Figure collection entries
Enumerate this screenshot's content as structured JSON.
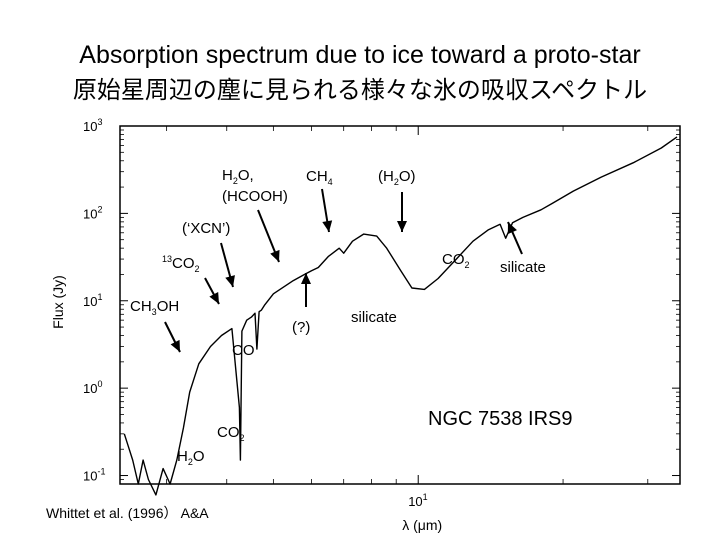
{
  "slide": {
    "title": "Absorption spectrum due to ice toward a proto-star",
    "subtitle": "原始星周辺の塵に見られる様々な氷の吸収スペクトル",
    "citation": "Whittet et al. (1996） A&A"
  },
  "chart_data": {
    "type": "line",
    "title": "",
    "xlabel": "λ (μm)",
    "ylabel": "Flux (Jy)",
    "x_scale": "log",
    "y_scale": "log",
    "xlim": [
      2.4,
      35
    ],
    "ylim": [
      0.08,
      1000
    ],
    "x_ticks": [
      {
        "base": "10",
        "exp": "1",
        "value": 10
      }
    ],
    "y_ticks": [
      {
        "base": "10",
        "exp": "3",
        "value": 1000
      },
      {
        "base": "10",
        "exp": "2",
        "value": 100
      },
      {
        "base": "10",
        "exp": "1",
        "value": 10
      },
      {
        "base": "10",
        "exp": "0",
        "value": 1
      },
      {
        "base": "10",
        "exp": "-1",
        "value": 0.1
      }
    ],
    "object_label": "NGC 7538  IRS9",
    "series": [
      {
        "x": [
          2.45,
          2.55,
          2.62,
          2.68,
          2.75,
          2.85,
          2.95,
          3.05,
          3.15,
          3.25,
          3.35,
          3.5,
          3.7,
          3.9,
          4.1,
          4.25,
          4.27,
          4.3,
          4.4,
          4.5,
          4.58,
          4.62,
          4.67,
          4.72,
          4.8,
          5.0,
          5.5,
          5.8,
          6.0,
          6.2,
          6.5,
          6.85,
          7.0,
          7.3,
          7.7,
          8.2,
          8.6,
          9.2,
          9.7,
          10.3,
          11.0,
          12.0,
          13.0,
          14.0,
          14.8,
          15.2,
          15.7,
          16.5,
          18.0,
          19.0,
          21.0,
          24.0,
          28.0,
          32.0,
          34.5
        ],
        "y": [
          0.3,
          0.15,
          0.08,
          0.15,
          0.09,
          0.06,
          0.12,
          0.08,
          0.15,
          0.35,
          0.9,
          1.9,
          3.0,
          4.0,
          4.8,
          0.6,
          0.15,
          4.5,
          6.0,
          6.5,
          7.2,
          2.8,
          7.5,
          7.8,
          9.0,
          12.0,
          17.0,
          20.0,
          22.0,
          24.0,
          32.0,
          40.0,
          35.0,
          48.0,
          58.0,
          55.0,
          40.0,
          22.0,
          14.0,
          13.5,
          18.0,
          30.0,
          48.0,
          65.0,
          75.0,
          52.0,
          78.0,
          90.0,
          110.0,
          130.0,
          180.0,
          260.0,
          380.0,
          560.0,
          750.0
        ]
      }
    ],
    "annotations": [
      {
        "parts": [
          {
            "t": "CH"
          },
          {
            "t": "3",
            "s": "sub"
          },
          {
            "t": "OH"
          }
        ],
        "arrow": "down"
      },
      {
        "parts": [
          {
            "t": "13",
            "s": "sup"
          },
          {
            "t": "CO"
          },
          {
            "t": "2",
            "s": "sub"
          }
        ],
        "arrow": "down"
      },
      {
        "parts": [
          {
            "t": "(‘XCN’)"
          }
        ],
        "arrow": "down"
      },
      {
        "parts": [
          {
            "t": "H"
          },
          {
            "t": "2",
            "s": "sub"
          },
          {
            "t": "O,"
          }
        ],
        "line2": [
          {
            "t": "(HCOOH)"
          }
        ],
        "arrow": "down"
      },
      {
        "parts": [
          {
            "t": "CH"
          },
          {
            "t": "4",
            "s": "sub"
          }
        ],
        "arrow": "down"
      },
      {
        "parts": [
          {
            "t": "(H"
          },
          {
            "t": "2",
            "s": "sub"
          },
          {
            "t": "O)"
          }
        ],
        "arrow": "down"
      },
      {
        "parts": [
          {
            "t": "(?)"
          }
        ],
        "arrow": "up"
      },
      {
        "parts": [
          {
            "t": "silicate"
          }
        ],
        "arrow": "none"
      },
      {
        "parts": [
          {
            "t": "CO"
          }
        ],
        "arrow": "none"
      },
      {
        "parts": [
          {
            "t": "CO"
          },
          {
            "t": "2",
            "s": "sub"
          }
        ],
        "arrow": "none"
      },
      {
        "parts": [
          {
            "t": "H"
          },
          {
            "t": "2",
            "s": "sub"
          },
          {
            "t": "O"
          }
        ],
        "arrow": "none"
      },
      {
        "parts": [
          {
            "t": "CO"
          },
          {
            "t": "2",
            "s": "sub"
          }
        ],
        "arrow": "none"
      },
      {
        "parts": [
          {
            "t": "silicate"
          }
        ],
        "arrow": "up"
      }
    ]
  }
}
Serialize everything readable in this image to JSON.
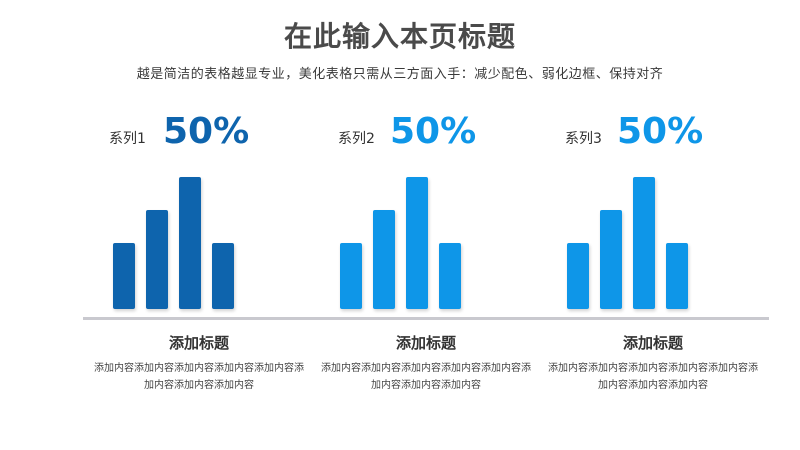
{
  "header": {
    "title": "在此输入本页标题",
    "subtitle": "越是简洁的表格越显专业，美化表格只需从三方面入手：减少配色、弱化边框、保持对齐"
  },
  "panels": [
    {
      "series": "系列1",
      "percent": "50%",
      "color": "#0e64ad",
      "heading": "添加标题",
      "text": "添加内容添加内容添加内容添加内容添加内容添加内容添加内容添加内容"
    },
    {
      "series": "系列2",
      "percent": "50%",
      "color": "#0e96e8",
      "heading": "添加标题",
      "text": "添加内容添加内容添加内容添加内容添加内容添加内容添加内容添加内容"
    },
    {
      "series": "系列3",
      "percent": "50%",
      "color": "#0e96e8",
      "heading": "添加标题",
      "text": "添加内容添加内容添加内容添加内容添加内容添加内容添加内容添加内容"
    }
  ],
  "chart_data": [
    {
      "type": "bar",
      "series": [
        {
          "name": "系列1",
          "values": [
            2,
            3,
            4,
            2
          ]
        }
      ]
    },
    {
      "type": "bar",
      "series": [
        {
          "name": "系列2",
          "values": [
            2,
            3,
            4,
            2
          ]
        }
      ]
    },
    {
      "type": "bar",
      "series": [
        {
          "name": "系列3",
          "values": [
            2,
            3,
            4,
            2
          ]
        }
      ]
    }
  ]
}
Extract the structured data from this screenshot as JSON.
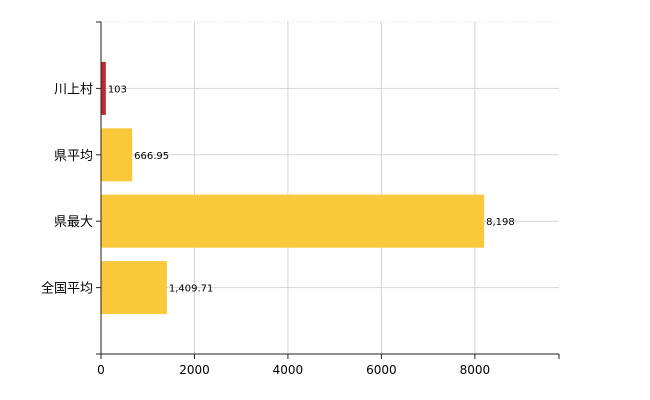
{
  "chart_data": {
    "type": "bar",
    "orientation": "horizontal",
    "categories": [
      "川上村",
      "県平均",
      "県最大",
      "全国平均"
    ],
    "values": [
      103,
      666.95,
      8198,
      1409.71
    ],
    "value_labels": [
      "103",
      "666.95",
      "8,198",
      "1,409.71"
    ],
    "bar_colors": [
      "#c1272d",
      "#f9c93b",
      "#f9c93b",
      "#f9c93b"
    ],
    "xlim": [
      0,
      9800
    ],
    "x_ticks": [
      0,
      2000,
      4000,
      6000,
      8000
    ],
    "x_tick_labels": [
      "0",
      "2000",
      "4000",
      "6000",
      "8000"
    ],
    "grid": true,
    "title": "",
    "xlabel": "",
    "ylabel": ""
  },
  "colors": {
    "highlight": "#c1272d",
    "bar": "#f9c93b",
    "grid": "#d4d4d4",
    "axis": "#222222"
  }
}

» INSTRUCTIONS FOR THE TASK: Every line should be retyped exactly, with the pictures omitted.

» SOLUTION TO THE EXERCISE:
Enumerate this screenshot's content as structured JSON.
{
  "slide": {
    "title": "Absorption spectrum due to ice toward a proto-star",
    "subtitle": "原始星周辺の塵に見られる様々な氷の吸収スペクトル",
    "citation": "Whittet et al. (1996） A&A"
  },
  "chart_data": {
    "type": "line",
    "title": "",
    "xlabel": "λ (μm)",
    "ylabel": "Flux (Jy)",
    "x_scale": "log",
    "y_scale": "log",
    "xlim": [
      2.4,
      35
    ],
    "ylim": [
      0.08,
      1000
    ],
    "x_ticks": [
      {
        "base": "10",
        "exp": "1",
        "value": 10
      }
    ],
    "y_ticks": [
      {
        "base": "10",
        "exp": "3",
        "value": 1000
      },
      {
        "base": "10",
        "exp": "2",
        "value": 100
      },
      {
        "base": "10",
        "exp": "1",
        "value": 10
      },
      {
        "base": "10",
        "exp": "0",
        "value": 1
      },
      {
        "base": "10",
        "exp": "-1",
        "value": 0.1
      }
    ],
    "object_label": "NGC 7538  IRS9",
    "series": [
      {
        "x": [
          2.45,
          2.55,
          2.62,
          2.68,
          2.75,
          2.85,
          2.95,
          3.05,
          3.15,
          3.25,
          3.35,
          3.5,
          3.7,
          3.9,
          4.1,
          4.25,
          4.27,
          4.3,
          4.4,
          4.5,
          4.58,
          4.62,
          4.67,
          4.72,
          4.8,
          5.0,
          5.5,
          5.8,
          6.0,
          6.2,
          6.5,
          6.85,
          7.0,
          7.3,
          7.7,
          8.2,
          8.6,
          9.2,
          9.7,
          10.3,
          11.0,
          12.0,
          13.0,
          14.0,
          14.8,
          15.2,
          15.7,
          16.5,
          18.0,
          19.0,
          21.0,
          24.0,
          28.0,
          32.0,
          34.5
        ],
        "y": [
          0.3,
          0.15,
          0.08,
          0.15,
          0.09,
          0.06,
          0.12,
          0.08,
          0.15,
          0.35,
          0.9,
          1.9,
          3.0,
          4.0,
          4.8,
          0.6,
          0.15,
          4.5,
          6.0,
          6.5,
          7.2,
          2.8,
          7.5,
          7.8,
          9.0,
          12.0,
          17.0,
          20.0,
          22.0,
          24.0,
          32.0,
          40.0,
          35.0,
          48.0,
          58.0,
          55.0,
          40.0,
          22.0,
          14.0,
          13.5,
          18.0,
          30.0,
          48.0,
          65.0,
          75.0,
          52.0,
          78.0,
          90.0,
          110.0,
          130.0,
          180.0,
          260.0,
          380.0,
          560.0,
          750.0
        ]
      }
    ],
    "annotations": [
      {
        "parts": [
          {
            "t": "CH"
          },
          {
            "t": "3",
            "s": "sub"
          },
          {
            "t": "OH"
          }
        ],
        "arrow": "down"
      },
      {
        "parts": [
          {
            "t": "13",
            "s": "sup"
          },
          {
            "t": "CO"
          },
          {
            "t": "2",
            "s": "sub"
          }
        ],
        "arrow": "down"
      },
      {
        "parts": [
          {
            "t": "(‘XCN’)"
          }
        ],
        "arrow": "down"
      },
      {
        "parts": [
          {
            "t": "H"
          },
          {
            "t": "2",
            "s": "sub"
          },
          {
            "t": "O,"
          }
        ],
        "line2": [
          {
            "t": "(HCOOH)"
          }
        ],
        "arrow": "down"
      },
      {
        "parts": [
          {
            "t": "CH"
          },
          {
            "t": "4",
            "s": "sub"
          }
        ],
        "arrow": "down"
      },
      {
        "parts": [
          {
            "t": "(H"
          },
          {
            "t": "2",
            "s": "sub"
          },
          {
            "t": "O)"
          }
        ],
        "arrow": "down"
      },
      {
        "parts": [
          {
            "t": "(?)"
          }
        ],
        "arrow": "up"
      },
      {
        "parts": [
          {
            "t": "silicate"
          }
        ],
        "arrow": "none"
      },
      {
        "parts": [
          {
            "t": "CO"
          }
        ],
        "arrow": "none"
      },
      {
        "parts": [
          {
            "t": "CO"
          },
          {
            "t": "2",
            "s": "sub"
          }
        ],
        "arrow": "none"
      },
      {
        "parts": [
          {
            "t": "H"
          },
          {
            "t": "2",
            "s": "sub"
          },
          {
            "t": "O"
          }
        ],
        "arrow": "none"
      },
      {
        "parts": [
          {
            "t": "CO"
          },
          {
            "t": "2",
            "s": "sub"
          }
        ],
        "arrow": "none"
      },
      {
        "parts": [
          {
            "t": "silicate"
          }
        ],
        "arrow": "up"
      }
    ]
  }
}
Serialize everything readable in this image to JSON.
{
  "header": {
    "title": "在此输入本页标题",
    "subtitle": "越是简洁的表格越显专业，美化表格只需从三方面入手：减少配色、弱化边框、保持对齐"
  },
  "panels": [
    {
      "series": "系列1",
      "percent": "50%",
      "color": "#0e64ad",
      "heading": "添加标题",
      "text": "添加内容添加内容添加内容添加内容添加内容添加内容添加内容添加内容"
    },
    {
      "series": "系列2",
      "percent": "50%",
      "color": "#0e96e8",
      "heading": "添加标题",
      "text": "添加内容添加内容添加内容添加内容添加内容添加内容添加内容添加内容"
    },
    {
      "series": "系列3",
      "percent": "50%",
      "color": "#0e96e8",
      "heading": "添加标题",
      "text": "添加内容添加内容添加内容添加内容添加内容添加内容添加内容添加内容"
    }
  ],
  "chart_data": [
    {
      "type": "bar",
      "series": [
        {
          "name": "系列1",
          "values": [
            2,
            3,
            4,
            2
          ]
        }
      ]
    },
    {
      "type": "bar",
      "series": [
        {
          "name": "系列2",
          "values": [
            2,
            3,
            4,
            2
          ]
        }
      ]
    },
    {
      "type": "bar",
      "series": [
        {
          "name": "系列3",
          "values": [
            2,
            3,
            4,
            2
          ]
        }
      ]
    }
  ]
}
Extract the structured data from this screenshot as JSON.
{
  "chart_data": {
    "type": "bar",
    "orientation": "horizontal",
    "categories": [
      "川上村",
      "県平均",
      "県最大",
      "全国平均"
    ],
    "values": [
      103,
      666.95,
      8198,
      1409.71
    ],
    "value_labels": [
      "103",
      "666.95",
      "8,198",
      "1,409.71"
    ],
    "bar_colors": [
      "#c1272d",
      "#f9c93b",
      "#f9c93b",
      "#f9c93b"
    ],
    "xlim": [
      0,
      9800
    ],
    "x_ticks": [
      0,
      2000,
      4000,
      6000,
      8000
    ],
    "x_tick_labels": [
      "0",
      "2000",
      "4000",
      "6000",
      "8000"
    ],
    "grid": true,
    "title": "",
    "xlabel": "",
    "ylabel": ""
  },
  "colors": {
    "highlight": "#c1272d",
    "bar": "#f9c93b",
    "grid": "#d4d4d4",
    "axis": "#222222"
  }
}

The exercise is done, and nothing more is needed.